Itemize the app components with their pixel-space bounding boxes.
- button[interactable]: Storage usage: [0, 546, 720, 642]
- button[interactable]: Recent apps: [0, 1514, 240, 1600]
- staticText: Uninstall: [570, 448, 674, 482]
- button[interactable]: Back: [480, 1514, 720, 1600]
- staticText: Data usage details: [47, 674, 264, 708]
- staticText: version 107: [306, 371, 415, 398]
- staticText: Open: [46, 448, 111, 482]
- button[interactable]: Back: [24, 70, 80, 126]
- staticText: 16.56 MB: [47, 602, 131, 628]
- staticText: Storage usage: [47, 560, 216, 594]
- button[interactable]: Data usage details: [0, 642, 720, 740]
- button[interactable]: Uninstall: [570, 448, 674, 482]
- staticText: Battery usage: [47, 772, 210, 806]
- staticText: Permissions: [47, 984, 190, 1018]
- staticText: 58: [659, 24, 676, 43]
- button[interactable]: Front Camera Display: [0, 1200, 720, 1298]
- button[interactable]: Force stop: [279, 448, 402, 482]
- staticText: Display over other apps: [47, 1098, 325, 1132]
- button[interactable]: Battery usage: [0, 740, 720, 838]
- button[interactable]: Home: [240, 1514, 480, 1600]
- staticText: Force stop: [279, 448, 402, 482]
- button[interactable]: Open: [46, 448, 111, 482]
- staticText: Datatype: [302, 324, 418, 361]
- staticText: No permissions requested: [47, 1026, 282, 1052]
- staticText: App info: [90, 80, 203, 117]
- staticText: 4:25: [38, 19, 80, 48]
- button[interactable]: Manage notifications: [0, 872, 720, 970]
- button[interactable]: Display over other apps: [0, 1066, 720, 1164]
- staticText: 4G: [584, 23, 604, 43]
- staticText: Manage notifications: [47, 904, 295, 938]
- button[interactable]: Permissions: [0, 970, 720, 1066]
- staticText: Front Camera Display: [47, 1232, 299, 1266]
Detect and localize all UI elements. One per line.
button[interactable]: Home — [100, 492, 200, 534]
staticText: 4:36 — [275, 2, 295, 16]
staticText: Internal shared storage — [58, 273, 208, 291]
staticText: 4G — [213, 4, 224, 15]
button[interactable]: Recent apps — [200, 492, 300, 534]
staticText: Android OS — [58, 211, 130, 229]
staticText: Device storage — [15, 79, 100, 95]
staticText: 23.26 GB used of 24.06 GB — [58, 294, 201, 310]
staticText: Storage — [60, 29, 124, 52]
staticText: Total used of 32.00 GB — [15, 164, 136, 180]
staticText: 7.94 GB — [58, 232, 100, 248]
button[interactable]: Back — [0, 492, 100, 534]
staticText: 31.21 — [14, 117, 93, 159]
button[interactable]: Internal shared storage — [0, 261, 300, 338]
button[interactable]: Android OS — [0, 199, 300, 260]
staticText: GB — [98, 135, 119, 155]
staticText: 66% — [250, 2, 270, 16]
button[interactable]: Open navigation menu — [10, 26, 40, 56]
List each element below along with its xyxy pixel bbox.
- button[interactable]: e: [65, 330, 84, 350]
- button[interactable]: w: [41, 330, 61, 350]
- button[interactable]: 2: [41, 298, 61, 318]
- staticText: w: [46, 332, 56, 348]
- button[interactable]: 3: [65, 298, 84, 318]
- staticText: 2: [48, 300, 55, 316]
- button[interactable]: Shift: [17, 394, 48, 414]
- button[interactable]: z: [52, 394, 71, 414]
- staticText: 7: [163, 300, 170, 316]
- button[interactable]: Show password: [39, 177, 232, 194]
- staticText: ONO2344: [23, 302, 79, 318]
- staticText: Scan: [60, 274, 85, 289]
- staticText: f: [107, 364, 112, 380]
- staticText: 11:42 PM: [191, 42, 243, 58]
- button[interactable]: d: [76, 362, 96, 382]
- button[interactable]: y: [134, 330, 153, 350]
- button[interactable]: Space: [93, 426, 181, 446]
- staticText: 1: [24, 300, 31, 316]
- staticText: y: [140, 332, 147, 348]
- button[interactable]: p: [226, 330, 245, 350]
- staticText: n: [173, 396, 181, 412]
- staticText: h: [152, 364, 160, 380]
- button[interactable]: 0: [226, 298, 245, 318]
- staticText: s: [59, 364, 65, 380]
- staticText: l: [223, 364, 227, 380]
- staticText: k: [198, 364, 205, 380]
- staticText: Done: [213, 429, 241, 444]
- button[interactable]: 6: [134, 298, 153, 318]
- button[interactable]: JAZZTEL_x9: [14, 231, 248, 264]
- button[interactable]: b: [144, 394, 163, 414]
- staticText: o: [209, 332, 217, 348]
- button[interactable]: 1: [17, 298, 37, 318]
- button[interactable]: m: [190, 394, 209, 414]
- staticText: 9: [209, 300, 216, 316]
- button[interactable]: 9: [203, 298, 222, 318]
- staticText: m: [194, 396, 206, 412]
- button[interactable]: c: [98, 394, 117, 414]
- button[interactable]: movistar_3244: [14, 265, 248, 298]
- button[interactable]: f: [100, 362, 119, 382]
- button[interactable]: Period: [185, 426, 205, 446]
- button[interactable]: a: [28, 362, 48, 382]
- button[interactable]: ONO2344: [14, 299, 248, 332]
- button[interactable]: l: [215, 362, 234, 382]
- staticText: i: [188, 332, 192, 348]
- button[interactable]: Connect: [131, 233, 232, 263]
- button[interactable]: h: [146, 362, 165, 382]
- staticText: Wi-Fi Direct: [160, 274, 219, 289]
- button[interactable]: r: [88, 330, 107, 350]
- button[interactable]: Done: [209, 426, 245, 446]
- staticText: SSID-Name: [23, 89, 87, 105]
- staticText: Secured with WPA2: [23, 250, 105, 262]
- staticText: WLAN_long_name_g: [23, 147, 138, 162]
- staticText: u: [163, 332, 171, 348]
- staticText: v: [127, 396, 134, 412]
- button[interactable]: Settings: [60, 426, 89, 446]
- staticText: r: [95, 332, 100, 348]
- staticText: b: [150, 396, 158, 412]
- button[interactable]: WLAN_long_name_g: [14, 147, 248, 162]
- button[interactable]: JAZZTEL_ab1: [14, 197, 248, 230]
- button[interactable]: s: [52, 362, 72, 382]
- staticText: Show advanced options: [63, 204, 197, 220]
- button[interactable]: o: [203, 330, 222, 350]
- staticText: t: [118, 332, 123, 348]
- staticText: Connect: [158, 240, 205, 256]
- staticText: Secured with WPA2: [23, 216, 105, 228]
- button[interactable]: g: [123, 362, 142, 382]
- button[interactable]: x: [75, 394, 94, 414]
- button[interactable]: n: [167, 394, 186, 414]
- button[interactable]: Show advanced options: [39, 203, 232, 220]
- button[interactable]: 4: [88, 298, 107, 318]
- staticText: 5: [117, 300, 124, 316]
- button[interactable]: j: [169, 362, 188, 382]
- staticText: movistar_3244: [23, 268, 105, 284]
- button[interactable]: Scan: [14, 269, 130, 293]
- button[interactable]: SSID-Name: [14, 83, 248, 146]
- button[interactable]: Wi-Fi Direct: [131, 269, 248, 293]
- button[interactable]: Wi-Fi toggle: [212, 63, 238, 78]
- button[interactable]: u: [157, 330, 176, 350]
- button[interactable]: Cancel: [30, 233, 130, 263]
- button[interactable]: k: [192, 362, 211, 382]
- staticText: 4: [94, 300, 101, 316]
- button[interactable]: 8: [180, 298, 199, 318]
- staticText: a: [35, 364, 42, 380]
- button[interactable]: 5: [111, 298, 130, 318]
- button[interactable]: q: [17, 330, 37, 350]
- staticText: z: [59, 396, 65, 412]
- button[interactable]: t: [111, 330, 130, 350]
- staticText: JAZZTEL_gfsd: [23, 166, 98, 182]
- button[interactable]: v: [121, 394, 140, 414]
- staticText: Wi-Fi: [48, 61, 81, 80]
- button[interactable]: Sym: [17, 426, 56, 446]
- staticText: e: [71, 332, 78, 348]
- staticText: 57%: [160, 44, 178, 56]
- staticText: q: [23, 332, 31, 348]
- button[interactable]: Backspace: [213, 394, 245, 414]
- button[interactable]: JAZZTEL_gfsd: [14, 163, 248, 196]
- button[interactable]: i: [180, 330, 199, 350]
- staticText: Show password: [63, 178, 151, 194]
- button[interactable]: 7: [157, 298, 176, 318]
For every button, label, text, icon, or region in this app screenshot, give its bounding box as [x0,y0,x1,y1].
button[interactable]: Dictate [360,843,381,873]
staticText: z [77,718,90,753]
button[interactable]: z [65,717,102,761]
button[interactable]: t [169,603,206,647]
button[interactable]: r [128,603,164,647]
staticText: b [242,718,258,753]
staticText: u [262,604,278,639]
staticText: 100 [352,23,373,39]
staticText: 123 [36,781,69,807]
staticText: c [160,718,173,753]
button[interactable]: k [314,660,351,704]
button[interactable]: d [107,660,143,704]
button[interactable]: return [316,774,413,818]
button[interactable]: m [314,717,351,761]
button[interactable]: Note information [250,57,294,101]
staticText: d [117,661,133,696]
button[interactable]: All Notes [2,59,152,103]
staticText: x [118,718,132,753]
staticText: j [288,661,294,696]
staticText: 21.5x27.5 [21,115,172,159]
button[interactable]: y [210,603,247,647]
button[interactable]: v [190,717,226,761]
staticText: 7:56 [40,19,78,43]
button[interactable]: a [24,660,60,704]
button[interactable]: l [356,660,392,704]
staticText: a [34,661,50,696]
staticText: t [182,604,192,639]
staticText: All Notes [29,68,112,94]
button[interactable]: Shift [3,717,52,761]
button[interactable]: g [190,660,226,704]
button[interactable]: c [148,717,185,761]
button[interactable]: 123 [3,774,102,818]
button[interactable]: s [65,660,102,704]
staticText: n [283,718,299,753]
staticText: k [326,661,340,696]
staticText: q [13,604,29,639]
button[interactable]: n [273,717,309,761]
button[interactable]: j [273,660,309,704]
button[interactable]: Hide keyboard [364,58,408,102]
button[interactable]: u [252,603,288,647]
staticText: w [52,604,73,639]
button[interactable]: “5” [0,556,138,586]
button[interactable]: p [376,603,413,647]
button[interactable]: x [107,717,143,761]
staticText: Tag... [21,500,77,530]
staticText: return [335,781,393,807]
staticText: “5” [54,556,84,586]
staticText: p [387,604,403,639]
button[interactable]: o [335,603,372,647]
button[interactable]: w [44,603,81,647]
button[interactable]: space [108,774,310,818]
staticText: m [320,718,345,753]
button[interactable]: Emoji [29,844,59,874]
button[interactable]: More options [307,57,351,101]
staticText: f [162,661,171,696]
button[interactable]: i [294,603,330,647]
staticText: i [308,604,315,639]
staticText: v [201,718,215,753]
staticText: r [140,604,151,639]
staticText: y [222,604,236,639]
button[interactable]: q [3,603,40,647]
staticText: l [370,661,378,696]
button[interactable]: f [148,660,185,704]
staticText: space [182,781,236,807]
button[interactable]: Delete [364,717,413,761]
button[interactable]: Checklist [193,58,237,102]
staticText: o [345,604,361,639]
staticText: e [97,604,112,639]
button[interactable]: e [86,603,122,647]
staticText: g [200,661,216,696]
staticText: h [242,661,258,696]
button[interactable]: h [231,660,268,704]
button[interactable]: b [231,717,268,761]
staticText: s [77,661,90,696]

* [Exercise aim] Turn the stretch from the start of the items through the line containing "staticText: Device storage" into a Markdown table with the columns Row and Line, numbering each row and leaving out any blank lines.

* [Answer in full]
| Row | Line |
|---|---|
| 1 | Itemize the app components with their pixel-space bounding boxes. |
| 2 | - button[interactable]: Storage usage: [0, 546, 720, 642] |
| 3 | - button[interactable]: Recent apps: [0, 1514, 240, 1600] |
| 4 | - staticText: Uninstall: [570, 448, 674, 482] |
| 5 | - button[interactable]: Back: [480, 1514, 720, 1600] |
| 6 | - staticText: Data usage details: [47, 674, 264, 708] |
| 7 | - staticText: version 107: [306, 371, 415, 398] |
| 8 | - staticText: Open: [46, 448, 111, 482] |
| 9 | - button[interactable]: Back: [24, 70, 80, 126] |
| 10 | - staticText: 16.56 MB: [47, 602, 131, 628] |
| 11 | - staticText: Storage usage: [47, 560, 216, 594] |
| 12 | - button[interactable]: Data usage details: [0, 642, 720, 740] |
| 13 | - button[interactable]: Uninstall: [570, 448, 674, 482] |
| 14 | - staticText: Battery usage: [47, 772, 210, 806] |
| 15 | - staticText: Permissions: [47, 984, 190, 1018] |
| 16 | - staticText: 58: [659, 24, 676, 43] |
| 17 | - button[interactable]: Front Camera Display: [0, 1200, 720, 1298] |
| 18 | - button[interactable]: Force stop: [279, 448, 402, 482] |
| 19 | - staticText: Display over other apps: [47, 1098, 325, 1132] |
| 20 | - button[interactable]: Battery usage: [0, 740, 720, 838] |
| 21 | - button[interactable]: Home: [240, 1514, 480, 1600] |
| 22 | - staticText: Force stop: [279, 448, 402, 482] |
| 23 | - button[interactable]: Open: [46, 448, 111, 482] |
| 24 | - staticText: Datatype: [302, 324, 418, 361] |
| 25 | - staticText: No permissions requested: [47, 1026, 282, 1052] |
| 26 | - staticText: App info: [90, 80, 203, 117] |
| 27 | - staticText: 4:25: [38, 19, 80, 48] |
| 28 | - button[interactable]: Manage notifications: [0, 872, 720, 970] |
| 29 | - button[interactable]: Display over other apps: [0, 1066, 720, 1164] |
| 30 | - staticText: 4G: [584, 23, 604, 43] |
| 31 | - staticText: Manage notifications: [47, 904, 295, 938] |
| 32 | - button[interactable]: Permissions: [0, 970, 720, 1066] |
| 33 | - staticText: Front Camera Display: [47, 1232, 299, 1266] |
| 34 | Detect and localize all UI elements. One per line. |
| 35 | button[interactable]: Home — [100, 492, 200, 534] |
| 36 | staticText: 4:36 — [275, 2, 295, 16] |
| 37 | staticText: Internal shared storage — [58, 273, 208, 291] |
| 38 | staticText: 4G — [213, 4, 224, 15] |
| 39 | button[interactable]: Recent apps — [200, 492, 300, 534] |
| 40 | staticText: Android OS — [58, 211, 130, 229] |
| 41 | staticText: Device storage — [15, 79, 100, 95] |